### [RECORDS SUPPLIED]
───

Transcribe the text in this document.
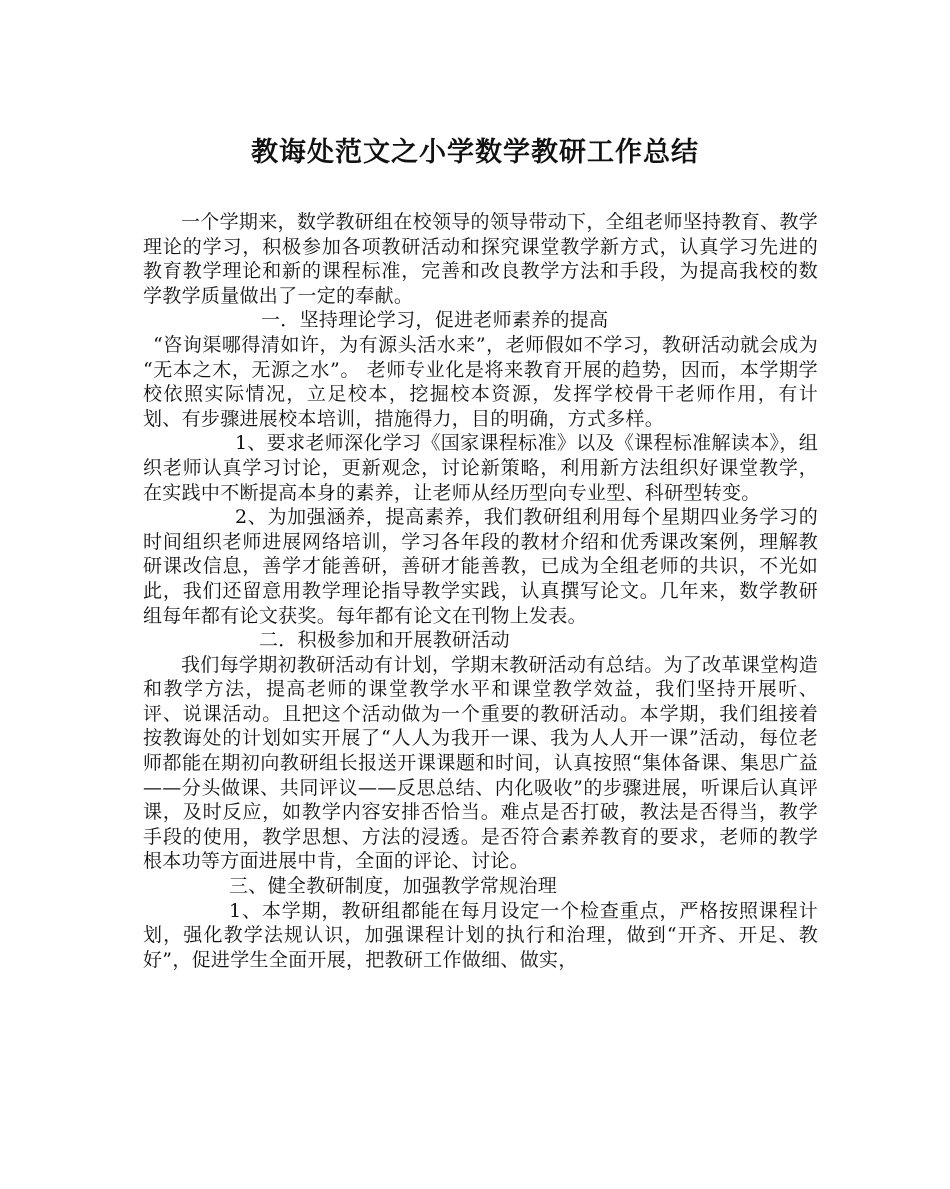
教诲处范文之小学数学教研工作总结

一个学期来，数学教研组在校领导的领导带动下，全组老师坚持教育、教学理论的学习，积极参加各项教研活动和探究课堂教学新方式，认真学习先进的教育教学理论和新的课程标准，完善和改良教学方法和手段，为提高我校的数学教学质量做出了一定的奉献。

一．坚持理论学习，促进老师素养的提高

“咨询渠哪得清如许，为有源头活水来”，老师假如不学习，教研活动就会成为 “无本之木，无源之水”。 老师专业化是将来教育开展的趋势，因而，本学期学校依照实际情况，立足校本，挖掘校本资源，发挥学校骨干老师作用，有计划、有步骤进展校本培训，措施得力，目的明确，方式多样。

1、要求老师深化学习《国家课程标准》以及《课程标准解读本》，组织老师认真学习讨论，更新观念，讨论新策略，利用新方法组织好课堂教学，在实践中不断提高本身的素养，让老师从经历型向专业型、科研型转变。

2、为加强涵养，提高素养，我们教研组利用每个星期四业务学习的时间组织老师进展网络培训，学习各年段的教材介绍和优秀课改案例，理解教研课改信息，善学才能善研，善研才能善教，已成为全组老师的共识，不光如此，我们还留意用教学理论指导教学实践，认真撰写论文。几年来，数学教研组每年都有论文获奖。每年都有论文在刊物上发表。

二．积极参加和开展教研活动

我们每学期初教研活动有计划，学期末教研活动有总结。为了改革课堂构造和教学方法，提高老师的课堂教学水平和课堂教学效益，我们坚持开展听、评、说课活动。且把这个活动做为一个重要的教研活动。本学期，我们组接着按教诲处的计划如实开展了“人人为我开一课、我为人人开一课”活动，每位老师都能在期初向教研组长报送开课课题和时间，认真按照“集体备课、集思广益——分头做课、共同评议——反思总结、内化吸收”的步骤进展，听课后认真评课，及时反应，如教学内容安排否恰当。难点是否打破，教法是否得当，教学手段的使用，教学思想、方法的浸透。是否符合素养教育的要求，老师的教学根本功等方面进展中肯，全面的评论、讨论。

三、健全教研制度，加强教学常规治理

1、本学期，教研组都能在每月设定一个检查重点，严格按照课程计划，强化教学法规认识，加强课程计划的执行和治理，做到“开齐、开足、教好”，促进学生全面开展，把教研工作做细、做实，
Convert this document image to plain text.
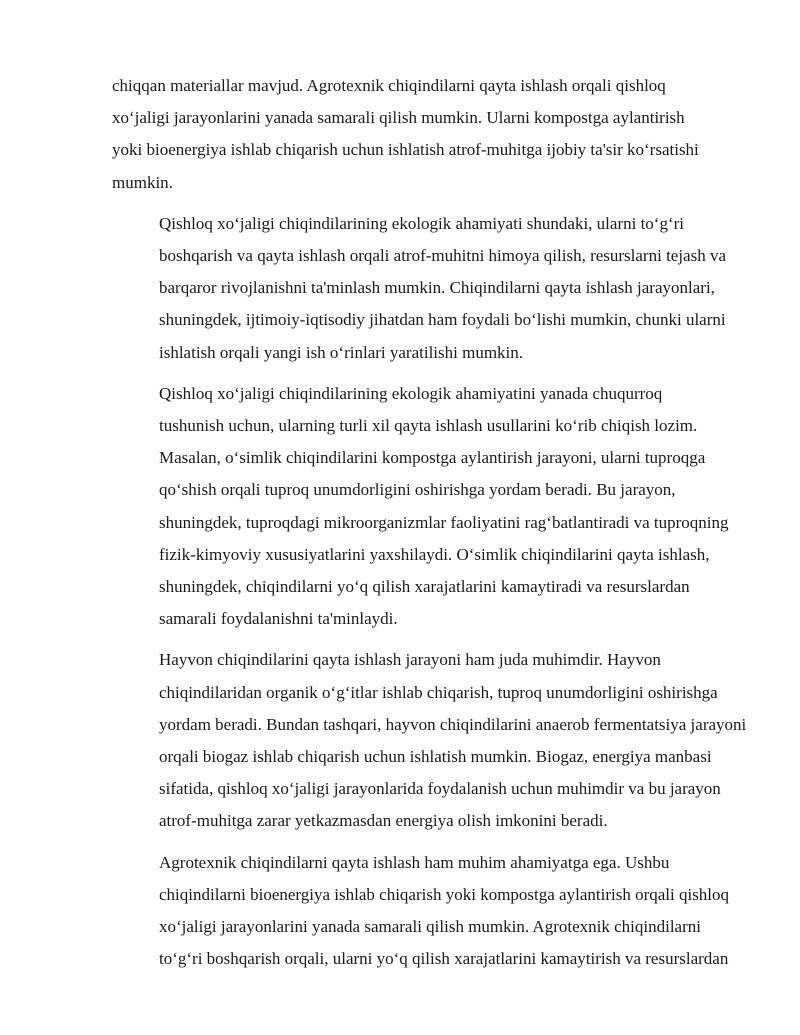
chiqqan materiallar mavjud. Agrotexnik chiqindilarni qayta ishlash orqali qishloq
xo‘jaligi jarayonlarini yanada samarali qilish mumkin. Ularni kompostga aylantirish
yoki bioenergiya ishlab chiqarish uchun ishlatish atrof-muhitga ijobiy ta'sir ko‘rsatishi
mumkin.
Qishloq xo‘jaligi chiqindilarining ekologik ahamiyati shundaki, ularni to‘g‘ri
boshqarish va qayta ishlash orqali atrof-muhitni himoya qilish, resurslarni tejash va
barqaror rivojlanishni ta'minlash mumkin. Chiqindilarni qayta ishlash jarayonlari,
shuningdek, ijtimoiy-iqtisodiy jihatdan ham foydali bo‘lishi mumkin, chunki ularni
ishlatish orqali yangi ish o‘rinlari yaratilishi mumkin.
Qishloq xo‘jaligi chiqindilarining ekologik ahamiyatini yanada chuqurroq
tushunish uchun, ularning turli xil qayta ishlash usullarini ko‘rib chiqish lozim.
Masalan, o‘simlik chiqindilarini kompostga aylantirish jarayoni, ularni tuproqga
qo‘shish orqali tuproq unumdorligini oshirishga yordam beradi. Bu jarayon,
shuningdek, tuproqdagi mikroorganizmlar faoliyatini rag‘batlantiradi va tuproqning
fizik-kimyoviy xususiyatlarini yaxshilaydi. O‘simlik chiqindilarini qayta ishlash,
shuningdek, chiqindilarni yo‘q qilish xarajatlarini kamaytiradi va resurslardan
samarali foydalanishni ta'minlaydi.
Hayvon chiqindilarini qayta ishlash jarayoni ham juda muhimdir. Hayvon
chiqindilaridan organik o‘g‘itlar ishlab chiqarish, tuproq unumdorligini oshirishga
yordam beradi. Bundan tashqari, hayvon chiqindilarini anaerob fermentatsiya jarayoni
orqali biogaz ishlab chiqarish uchun ishlatish mumkin. Biogaz, energiya manbasi
sifatida, qishloq xo‘jaligi jarayonlarida foydalanish uchun muhimdir va bu jarayon
atrof-muhitga zarar yetkazmasdan energiya olish imkonini beradi.
Agrotexnik chiqindilarni qayta ishlash ham muhim ahamiyatga ega. Ushbu
chiqindilarni bioenergiya ishlab chiqarish yoki kompostga aylantirish orqali qishloq
xo‘jaligi jarayonlarini yanada samarali qilish mumkin. Agrotexnik chiqindilarni
to‘g‘ri boshqarish orqali, ularni yo‘q qilish xarajatlarini kamaytirish va resurslardan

───

### [TASK OBJECTIVE]
Extract all lines that hold the word "unumdorligini".

### [TASK OUTPUT]
qo‘shish orqali tuproq unumdorligini oshirishga yordam beradi. Bu jarayon,
chiqindilaridan organik o‘g‘itlar ishlab chiqarish, tuproq unumdorligini oshirishga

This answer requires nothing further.